Annotated element listing:
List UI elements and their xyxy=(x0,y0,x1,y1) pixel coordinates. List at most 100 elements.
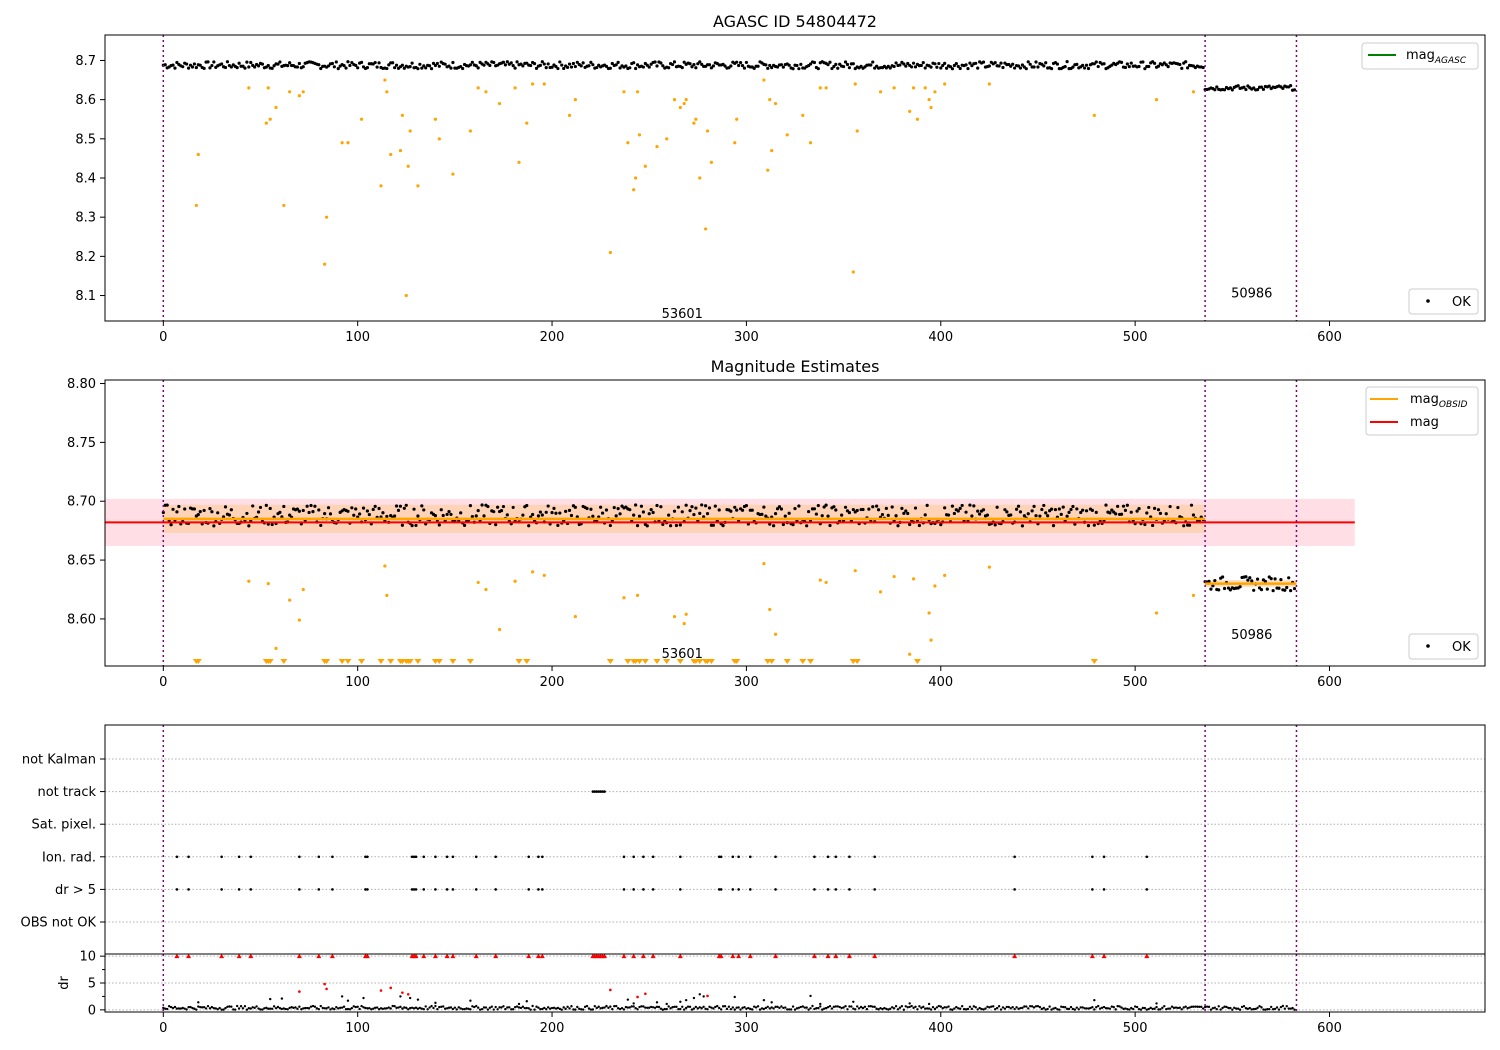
ok-point xyxy=(711,523,715,527)
ok-point xyxy=(462,523,467,527)
dr-ok-point xyxy=(360,1004,363,1008)
dr-ok-point xyxy=(189,1005,192,1009)
dr-clipped-marker xyxy=(473,953,479,959)
ok-point xyxy=(1271,589,1275,593)
flagged-point xyxy=(573,614,577,619)
dr-ok-point xyxy=(405,1006,408,1010)
dr-ok-point xyxy=(195,1008,198,1011)
ok-point xyxy=(571,61,576,66)
ok-point xyxy=(688,509,692,513)
dr-ok-point xyxy=(247,1006,251,1010)
flagged-point xyxy=(818,578,822,582)
dr-ok-point xyxy=(517,1006,521,1009)
ok-point xyxy=(875,504,879,508)
ok-point xyxy=(1207,579,1211,583)
ok-point xyxy=(443,62,447,66)
flag-point xyxy=(774,888,777,891)
ok-point xyxy=(358,512,362,516)
ok-point xyxy=(1009,513,1013,517)
flagged-point xyxy=(268,117,272,121)
ok-point xyxy=(579,64,583,68)
dr-ok-point xyxy=(412,1007,416,1010)
dr-clipped-marker xyxy=(773,953,779,959)
dr-ok-point xyxy=(267,1007,270,1010)
x-tick-label: 100 xyxy=(345,330,370,345)
dr-ok-point xyxy=(1260,1006,1263,1009)
flagged-point xyxy=(497,627,502,632)
ok-point xyxy=(1189,503,1194,507)
flagged-point xyxy=(801,113,805,117)
flagged-point xyxy=(933,584,937,588)
dr-ok-point xyxy=(1089,1006,1092,1010)
ok-point xyxy=(941,63,945,68)
dr-ok-point xyxy=(770,1006,773,1009)
ok-point xyxy=(445,512,449,517)
dr-ok-point xyxy=(1058,1008,1061,1011)
ok-point xyxy=(323,512,327,516)
dr-ok-point xyxy=(861,1006,865,1010)
dr-ok-point xyxy=(1291,1006,1294,1010)
ok-point xyxy=(834,62,838,66)
dr-ok-point xyxy=(389,1007,392,1010)
flagged-point xyxy=(927,98,931,102)
dr-ok-point xyxy=(230,1005,233,1008)
ok-point xyxy=(223,65,228,70)
below-range-marker xyxy=(466,659,474,664)
ok-point xyxy=(1119,60,1124,64)
ok-point xyxy=(560,63,564,67)
dr-point xyxy=(434,1001,437,1005)
dr-ok-point xyxy=(1248,1006,1252,1010)
dr-ok-point xyxy=(543,1006,546,1010)
ok-point xyxy=(225,60,230,64)
dr-ok-point xyxy=(630,1005,633,1008)
flag-point xyxy=(527,855,531,859)
ok-point xyxy=(295,65,300,69)
ok-point xyxy=(278,60,282,64)
dr-ok-point xyxy=(449,1006,453,1009)
dr-ok-point xyxy=(381,1007,385,1010)
ok-point xyxy=(766,66,770,70)
ok-point xyxy=(1071,504,1075,509)
ok-point xyxy=(361,506,366,510)
dr-flagged-point xyxy=(298,990,301,993)
ok-point xyxy=(196,512,200,517)
below-range-marker xyxy=(414,659,422,664)
dr-point xyxy=(626,998,630,1001)
dr-ok-point xyxy=(601,1006,604,1010)
flagged-point xyxy=(288,598,292,602)
ok-point xyxy=(976,509,980,513)
dr-ok-point xyxy=(1093,1008,1096,1011)
dr-clipped-marker xyxy=(621,953,627,959)
ok-point xyxy=(667,513,671,517)
ok-point xyxy=(429,67,434,71)
dr-ok-point xyxy=(665,1007,668,1011)
dr-ok-point xyxy=(737,1006,740,1009)
x-tick-label: 0 xyxy=(159,675,167,690)
ok-point xyxy=(1020,63,1025,67)
dr-ok-point xyxy=(902,1008,906,1011)
flagged-point xyxy=(665,137,669,141)
dr-clipped-marker xyxy=(329,953,335,959)
ok-point xyxy=(377,61,381,65)
flag-point xyxy=(622,888,626,891)
ok-point xyxy=(948,65,953,69)
dr-ok-point xyxy=(383,1007,387,1010)
ok-point xyxy=(1187,523,1192,527)
dr-point xyxy=(408,996,412,1000)
ok-point xyxy=(1053,507,1058,512)
dr-ok-point xyxy=(1215,1007,1218,1011)
ok-point xyxy=(573,64,577,69)
dr-ok-point xyxy=(200,1006,204,1009)
flag-point xyxy=(597,790,600,793)
dr-ok-point xyxy=(1038,1005,1042,1009)
flagged-point xyxy=(682,622,686,626)
ok-point xyxy=(286,63,290,68)
dr-ok-point xyxy=(305,1006,309,1010)
ok-point xyxy=(334,60,338,64)
dr-ok-point xyxy=(476,1006,480,1009)
ok-point xyxy=(1217,588,1221,592)
ok-point xyxy=(1236,84,1240,88)
dr-ok-point xyxy=(941,1006,944,1010)
ok-point xyxy=(398,504,403,508)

**EXERCISE PROMPT:** Rewrite the listing starting at the line that has "ok-point xyxy=(711,523,715,527)" and stopping after the line that has "dr-ok-point xyxy=(1260,1006,1263,1009)", renaming "dr-clipped-marker" to "dr-truncated-marker" and leaving everything else unchanged.

**SOLVED EXERCISE:**
ok-point xyxy=(711,523,715,527)
ok-point xyxy=(462,523,467,527)
dr-ok-point xyxy=(360,1004,363,1008)
dr-ok-point xyxy=(189,1005,192,1009)
dr-truncated-marker xyxy=(473,953,479,959)
ok-point xyxy=(1271,589,1275,593)
flagged-point xyxy=(573,614,577,619)
dr-ok-point xyxy=(405,1006,408,1010)
dr-ok-point xyxy=(195,1008,198,1011)
ok-point xyxy=(571,61,576,66)
ok-point xyxy=(688,509,692,513)
dr-ok-point xyxy=(247,1006,251,1010)
flagged-point xyxy=(818,578,822,582)
dr-ok-point xyxy=(517,1006,521,1009)
ok-point xyxy=(875,504,879,508)
ok-point xyxy=(1207,579,1211,583)
ok-point xyxy=(443,62,447,66)
flag-point xyxy=(774,888,777,891)
ok-point xyxy=(358,512,362,516)
ok-point xyxy=(1009,513,1013,517)
flagged-point xyxy=(268,117,272,121)
ok-point xyxy=(579,64,583,68)
dr-ok-point xyxy=(412,1007,416,1010)
dr-truncated-marker xyxy=(773,953,779,959)
dr-ok-point xyxy=(267,1007,270,1010)
x-tick-label: 100 xyxy=(345,330,370,345)
dr-ok-point xyxy=(1260,1006,1263,1009)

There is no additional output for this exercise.